## Objective
For the data that follows, report how many lines contain the word "volume", and nothing else.

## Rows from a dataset

>>>>>

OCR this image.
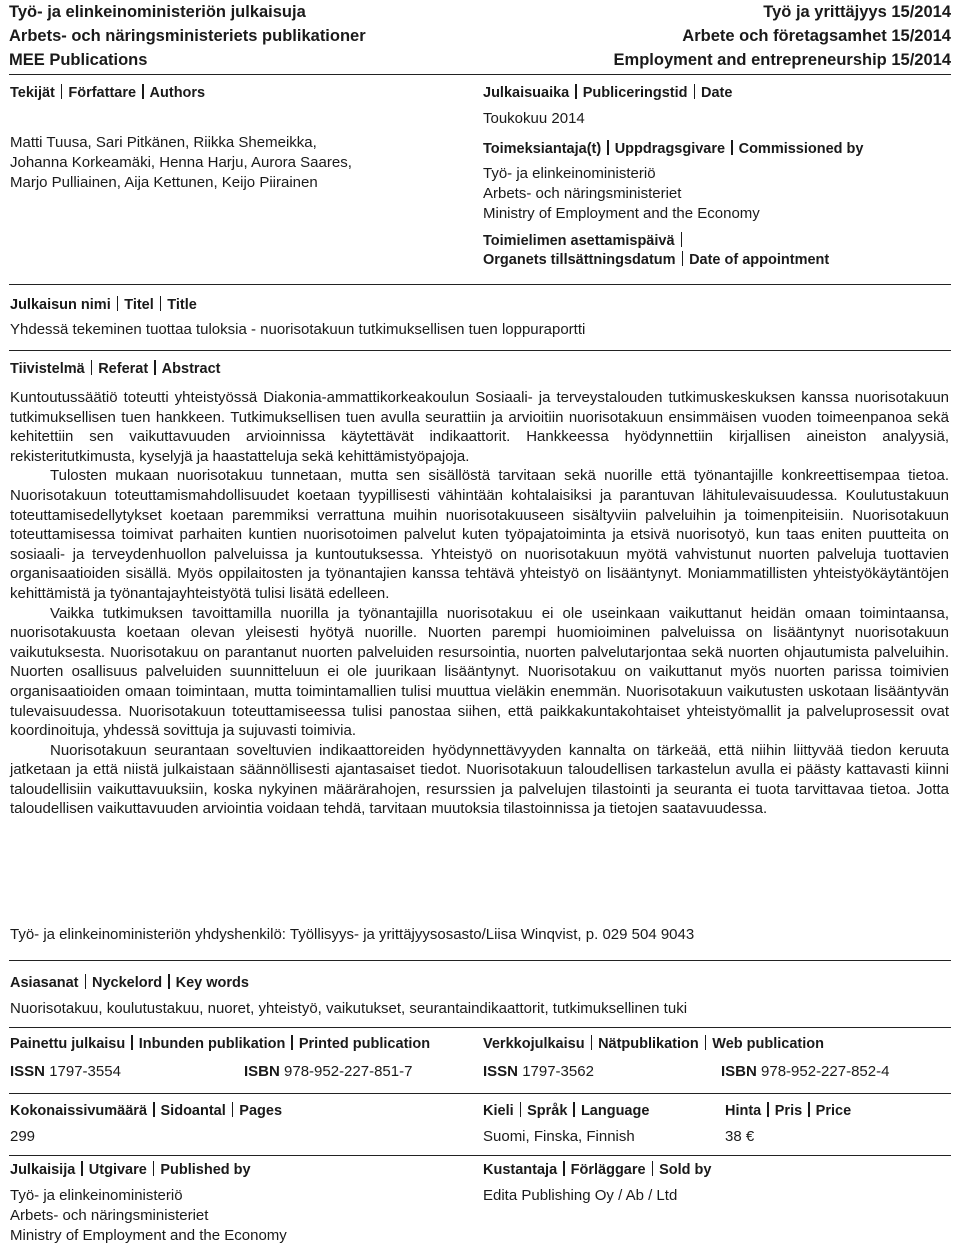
Työ- ja elinkeinoministeriön julkaisuja
Arbets- och näringsministeriets publikationer
MEE Publications
Työ ja yrittäjyys 15/2014
Arbete och företagsamhet 15/2014
Employment and entrepreneurship 15/2014
Tekijät Författare Authors
Matti Tuusa, Sari Pitkänen, Riikka Shemeikka,
Johanna Korkeamäki, Henna Harju, Aurora Saares,
Marjo Pulliainen, Aija Kettunen, Keijo Piirainen
Julkaisuaika Publiceringstid Date
Toukokuu 2014
Toimeksiantaja(t) Uppdragsgivare Commissioned by
Työ- ja elinkeinoministeriö
Arbets- och näringsministeriet
Ministry of Employment and the Economy
Toimielimen asettamispäivä
Organets tillsättningsdatum Date of appointment
Julkaisun nimi Titel Title
Yhdessä tekeminen tuottaa tuloksia - nuorisotakuun tutkimuksellisen tuen loppuraportti
Tiivistelmä Referat Abstract

Kuntoutussäätiö toteutti yhteistyössä Diakonia-ammattikorkeakoulun Sosiaali- ja terveystalouden tutkimuskeskuksen kanssa nuorisotakuun tutkimuksellisen tuen hankkeen. Tutkimuksellisen tuen avulla seurattiin ja arvioitiin nuorisotakuun ensimmäisen vuoden toimeenpanoa sekä kehitettiin sen vaikuttavuuden arvioinnissa käytettävät indikaattorit. Hankkeessa hyödynnettiin kirjallisen aineiston analyysiä, rekisteritutkimusta, kyselyjä ja haastatteluja sekä kehittämistyöpajoja.

Tulosten mukaan nuorisotakuu tunnetaan, mutta sen sisällöstä tarvitaan sekä nuorille että työnantajille konkreettisempaa tietoa. Nuorisotakuun toteuttamismahdollisuudet koetaan tyypillisesti vähintään kohtalaisiksi ja parantuvan lähitulevaisuudessa. Koulutustakuun toteuttamisedellytykset koetaan paremmiksi verrattuna muihin nuorisotakuuseen sisältyviin palveluihin ja toimenpiteisiin. Nuorisotakuun toteuttamisessa toimivat parhaiten kuntien nuorisotoimen palvelut kuten työpajatoiminta ja etsivä nuorisotyö, kun taas eniten puutteita on sosiaali- ja terveydenhuollon palveluissa ja kuntoutuksessa. Yhteistyö on nuorisotakuun myötä vahvistunut nuorten palveluja tuottavien organisaatioiden sisällä. Myös oppilaitosten ja työnantajien kanssa tehtävä yhteistyö on lisääntynyt. Moniammatillisten yhteistyökäytäntöjen kehittämistä ja työnantajayhteistyötä tulisi lisätä edelleen.

Vaikka tutkimuksen tavoittamilla nuorilla ja työnantajilla nuorisotakuu ei ole useinkaan vaikuttanut heidän omaan toimintaansa, nuorisotakuusta koetaan olevan yleisesti hyötyä nuorille. Nuorten parempi huomioiminen palveluissa on lisääntynyt nuorisotakuun vaikutuksesta. Nuorisotakuu on parantanut nuorten palveluiden resursointia, nuorten palvelutarjontaa sekä nuorten ohjautumista palveluihin. Nuorten osallisuus palveluiden suunnitteluun ei ole juurikaan lisääntynyt. Nuorisotakuu on vaikuttanut myös nuorten parissa toimivien organisaatioiden omaan toimintaan, mutta toimintamallien tulisi muuttua vieläkin enemmän. Nuorisotakuun vaikutusten uskotaan lisääntyvän tulevaisuudessa. Nuorisotakuun toteuttamiseessa tulisi panostaa siihen, että paikkakuntakohtaiset yhteistyömallit ja palveluprosessit ovat koordinoituja, yhdessä sovittuja ja sujuvasti toimivia.

Nuorisotakuun seurantaan soveltuvien indikaattoreiden hyödynnettävyyden kannalta on tärkeää, että niihin liittyvää tiedon keruuta jatketaan ja että niistä julkaistaan säännöllisesti ajantasaiset tiedot. Nuorisotakuun taloudellisen tarkastelun avulla ei päästy kattavasti kiinni taloudellisiin vaikuttavuuksiin, koska nykyinen määrärahojen, resurssien ja palvelujen tilastointi ja seuranta ei tuota tarvittavaa tietoa. Jotta taloudellisen vaikuttavuuden arviointia voidaan tehdä, tarvitaan muutoksia tilastoinnissa ja tietojen saatavuudessa.

Työ- ja elinkeinoministeriön yhdyshenkilö: Työllisyys- ja yrittäjyysosasto/Liisa Winqvist, p. 029 504 9043
Asiasanat Nyckelord Key words
Nuorisotakuu, koulutustakuu, nuoret, yhteistyö, vaikutukset, seurantaindikaattorit, tutkimuksellinen tuki
Painettu julkaisu Inbunden publikation Printed publication
ISSN 1797-3554	ISBN 978-952-227-851-7
Verkkojulkaisu Nätpublikation Web publication
ISSN 1797-3562	ISBN 978-952-227-852-4
Kokonaissivumäärä Sidoantal Pages
299
Kieli Språk Language
Suomi, Finska, Finnish
Hinta Pris Price
38 €
Julkaisija Utgivare Published by
Työ- ja elinkeinoministeriö
Arbets- och näringsministeriet
Ministry of Employment and the Economy
Kustantaja Förläggare Sold by
Edita Publishing Oy / Ab / Ltd
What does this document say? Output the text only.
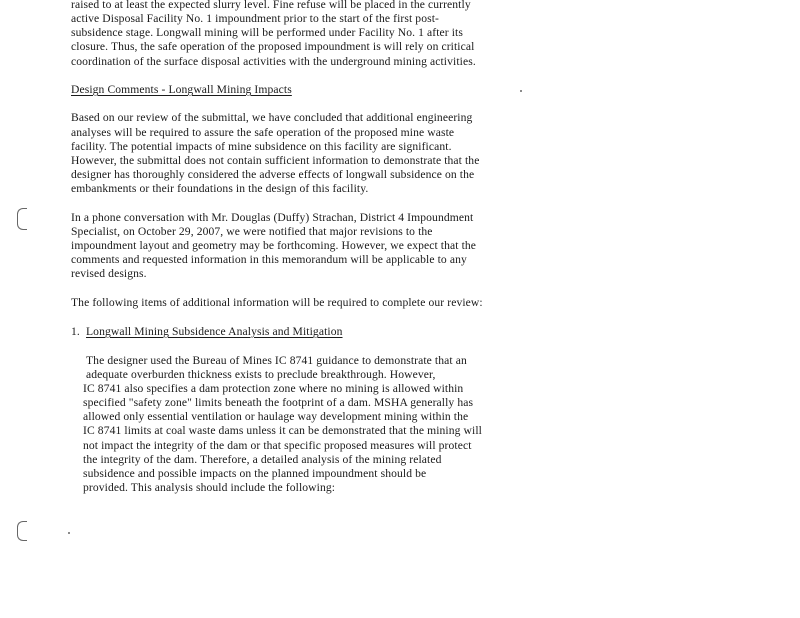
raised to at least the expected slurry level. Fine refuse will be placed in the currently
active Disposal Facility No. 1 impoundment prior to the start of the first post-
subsidence stage. Longwall mining will be performed under Facility No. 1 after its
closure. Thus, the safe operation of the proposed impoundment is will rely on critical
coordination of the surface disposal activities with the underground mining activities.
Design Comments - Longwall Mining Impacts
Based on our review of the submittal, we have concluded that additional engineering
analyses will be required to assure the safe operation of the proposed mine waste
facility. The potential impacts of mine subsidence on this facility are significant.
However, the submittal does not contain sufficient information to demonstrate that the
designer has thoroughly considered the adverse effects of longwall subsidence on the
embankments or their foundations in the design of this facility.
In a phone conversation with Mr. Douglas (Duffy) Strachan, District 4 Impoundment
Specialist, on October 29, 2007, we were notified that major revisions to the
impoundment layout and geometry may be forthcoming. However, we expect that the
comments and requested information in this memorandum will be applicable to any
revised designs.
The following items of additional information will be required to complete our review:
1. Longwall Mining Subsidence Analysis and Mitigation
The designer used the Bureau of Mines IC 8741 guidance to demonstrate that an
adequate overburden thickness exists to preclude breakthrough. However,
IC 8741 also specifies a dam protection zone where no mining is allowed within
specified "safety zone" limits beneath the footprint of a dam. MSHA generally has
allowed only essential ventilation or haulage way development mining within the
IC 8741 limits at coal waste dams unless it can be demonstrated that the mining will
not impact the integrity of the dam or that specific proposed measures will protect
the integrity of the dam. Therefore, a detailed analysis of the mining related
subsidence and possible impacts on the planned impoundment should be
provided. This analysis should include the following:
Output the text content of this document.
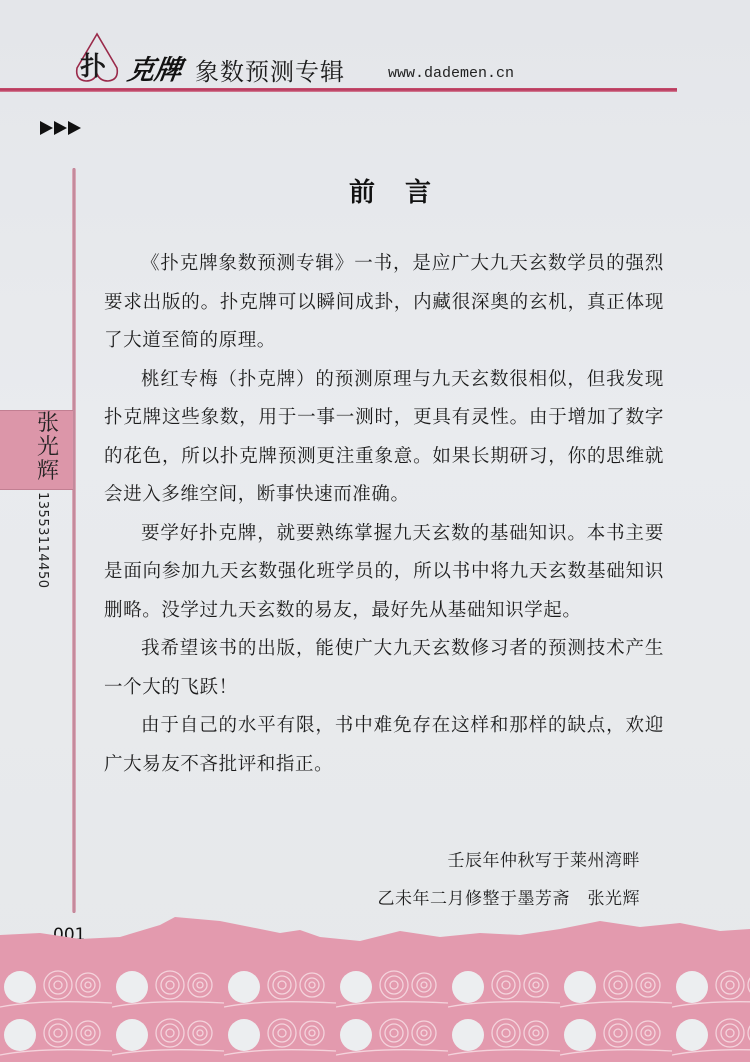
扑 克牌 象数预测专辑	www.dademen.cn
张
光
辉
13553114450
前言

《扑克牌象数预测专辑》一书，是应广大九天玄数学员的强烈要求出版的。扑克牌可以瞬间成卦，内藏很深奥的玄机，真正体现了大道至简的原理。

桃红专梅（扑克牌）的预测原理与九天玄数很相似，但我发现扑克牌这些象数，用于一事一测时，更具有灵性。由于增加了数字的花色，所以扑克牌预测更注重象意。如果长期研习，你的思维就会进入多维空间，断事快速而准确。

要学好扑克牌，就要熟练掌握九天玄数的基础知识。本书主要是面向参加九天玄数强化班学员的，所以书中将九天玄数基础知识删略。没学过九天玄数的易友，最好先从基础知识学起。

我希望该书的出版，能使广大九天玄数修习者的预测技术产生一个大的飞跃！

由于自己的水平有限，书中难免存在这样和那样的缺点，欢迎广大易友不吝批评和指正。

壬辰年仲秋写于莱州湾畔
乙未年二月修整于墨芳斋　张光辉
001
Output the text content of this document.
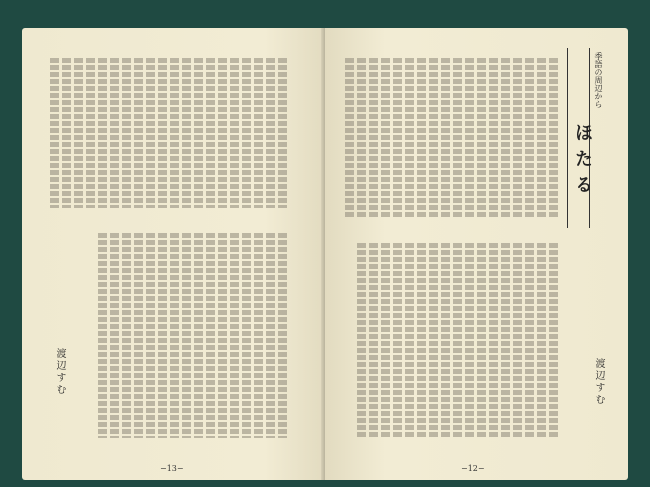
渡辺すむ
−13−
季語の周辺から
ほたる
渡辺すむ
−12−
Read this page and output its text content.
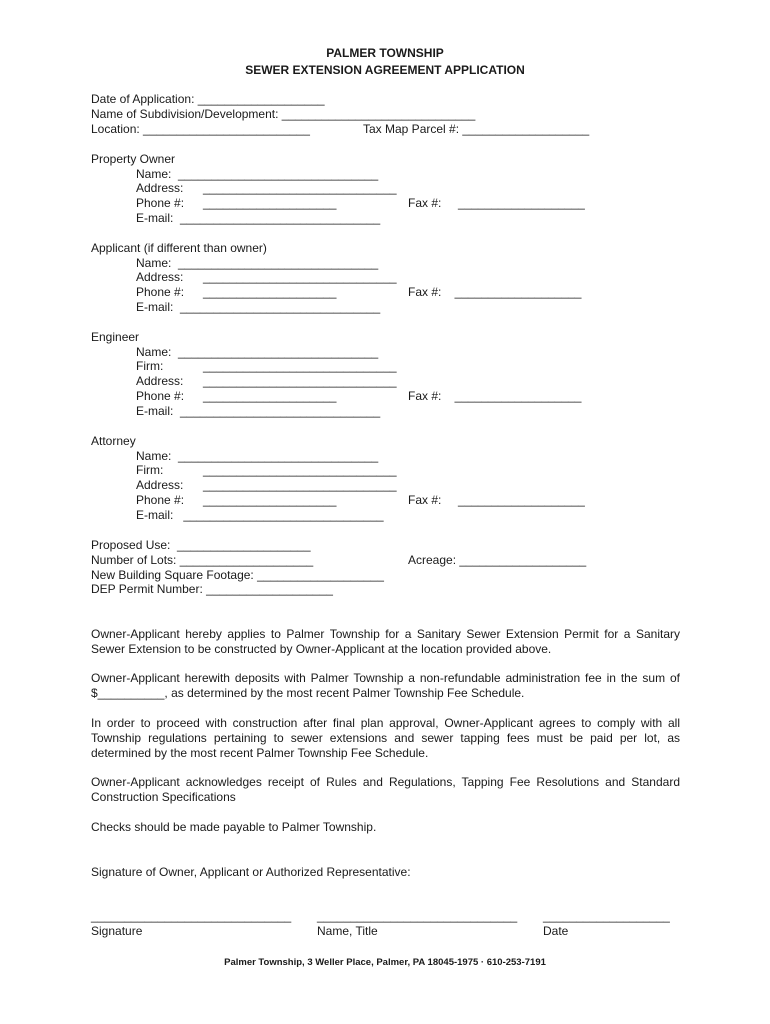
PALMER TOWNSHIP
SEWER EXTENSION AGREEMENT APPLICATION
Date of Application: ___________________
Name of Subdivision/Development: _____________________________
Location: _________________________	Tax Map Parcel #: ___________________
Property Owner
Name:  ______________________________
Address: _____________________________
Phone #: ____________________	Fax #:     ___________________
E-mail:  ______________________________
Applicant (if different than owner)
Name:  ______________________________
Address: _____________________________
Phone #: ____________________	Fax #:    ___________________
E-mail:  ______________________________
Engineer
Name:  ______________________________
Firm:	_____________________________
Address: _____________________________
Phone #: ____________________	Fax #:    ___________________
E-mail:  ______________________________
Attorney
Name:  ______________________________
Firm:	_____________________________
Address: _____________________________
Phone #: ____________________	Fax #:     ___________________
E-mail:   ______________________________
Proposed Use:  ____________________
Number of Lots: ____________________	Acreage: ___________________
New Building Square Footage: ___________________
DEP Permit Number: ___________________
Owner-Applicant hereby applies to Palmer Township for a Sanitary Sewer Extension Permit for a Sanitary Sewer Extension to be constructed by Owner-Applicant at the location provided above.
Owner-Applicant herewith deposits with Palmer Township a non-refundable administration fee in the sum of $__________, as determined by the most recent Palmer Township Fee Schedule.
In order to proceed with construction after final plan approval, Owner-Applicant agrees to comply with all Township regulations pertaining to sewer extensions and sewer tapping fees must be paid per lot, as determined by the most recent Palmer Township Fee Schedule.
Owner-Applicant acknowledges receipt of Rules and Regulations, Tapping Fee Resolutions and Standard Construction Specifications
Checks should be made payable to Palmer Township.
Signature of Owner, Applicant or Authorized Representative:
______________________________ ______________________________ ___________________
Signature	Name, Title	Date
Palmer Township, 3 Weller Place, Palmer, PA 18045-1975 · 610-253-7191
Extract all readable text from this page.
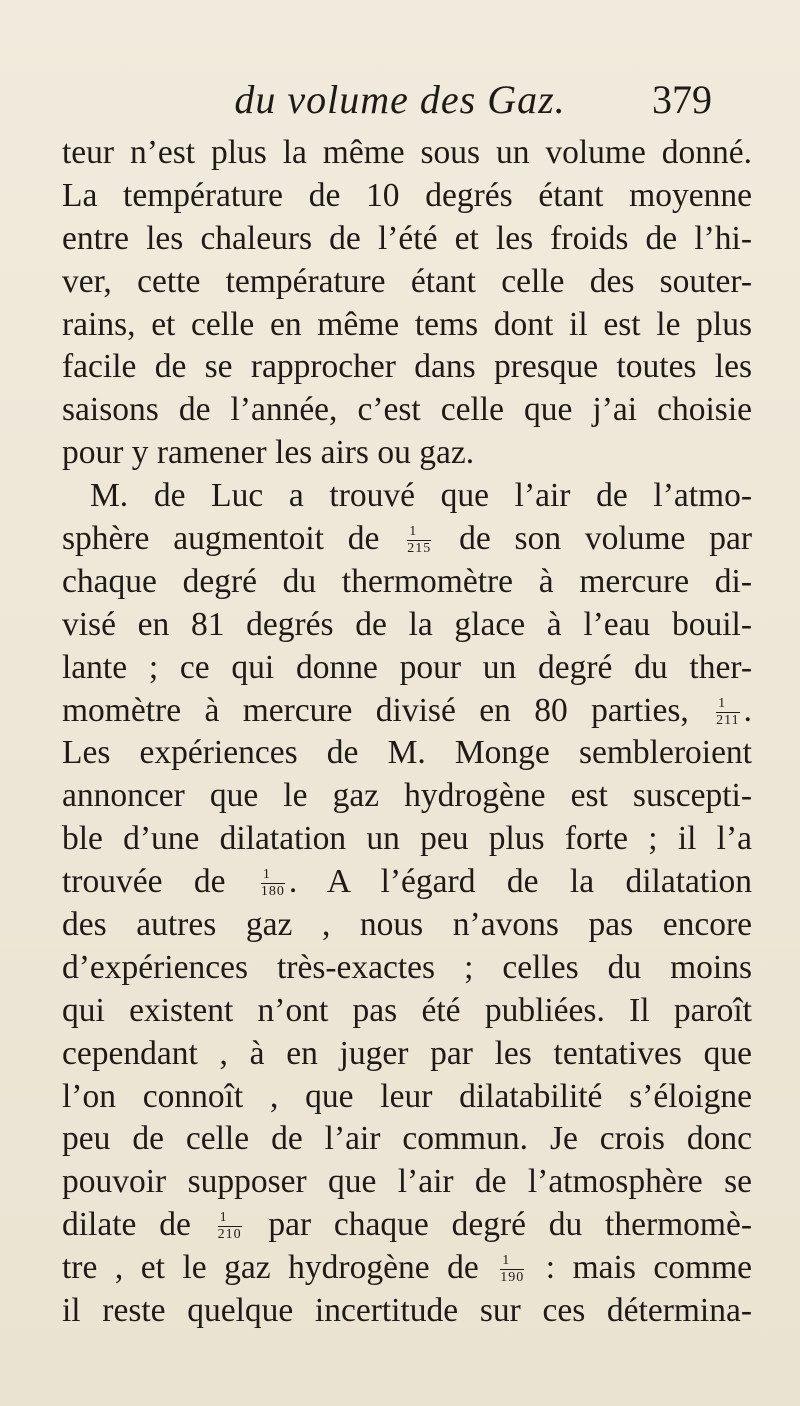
du volume des Gaz.	379
teur n’est plus la même sous un volume donné.
La température de 10 degrés étant moyenne
entre les chaleurs de l’été et les froids de l’hi-
ver, cette température étant celle des souter-
rains, et celle en même tems dont il est le plus
facile de se rapprocher dans presque toutes les
saisons de l’année, c’est celle que j’ai choisie
pour y ramener les airs ou gaz.
M. de Luc a trouvé que l’air de l’atmo-
sphère augmentoit de $\frac{1}{215}$ de son volume par
chaque degré du thermomètre à mercure di-
visé en 81 degrés de la glace à l’eau bouil-
lante ; ce qui donne pour un degré du ther-
momètre à mercure divisé en 80 parties, $\frac{1}{211}$ .
Les expériences de M. Monge sembleroient
annoncer que le gaz hydrogène est suscepti-
ble d’une dilatation un peu plus forte ; il l’a
trouvée de	$\frac{1}{180}$ . A l’égard de la dilatation
des autres gaz , nous n’avons pas encore
d’expériences très-exactes ; celles du moins
qui existent n’ont pas été publiées. Il paroît
cependant , à en juger par les tentatives que
l’on connoît , que leur dilatabilité s’éloigne
peu de celle de l’air commun. Je crois donc
pouvoir supposer que l’air de l’atmosphère se
dilate de $\frac{1}{210}$ par chaque degré du thermomè-
tre , et le gaz hydrogène de $\frac{1}{190}$ : mais comme
il reste quelque incertitude sur ces détermina-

<<<<<

## Solution for this exercise
3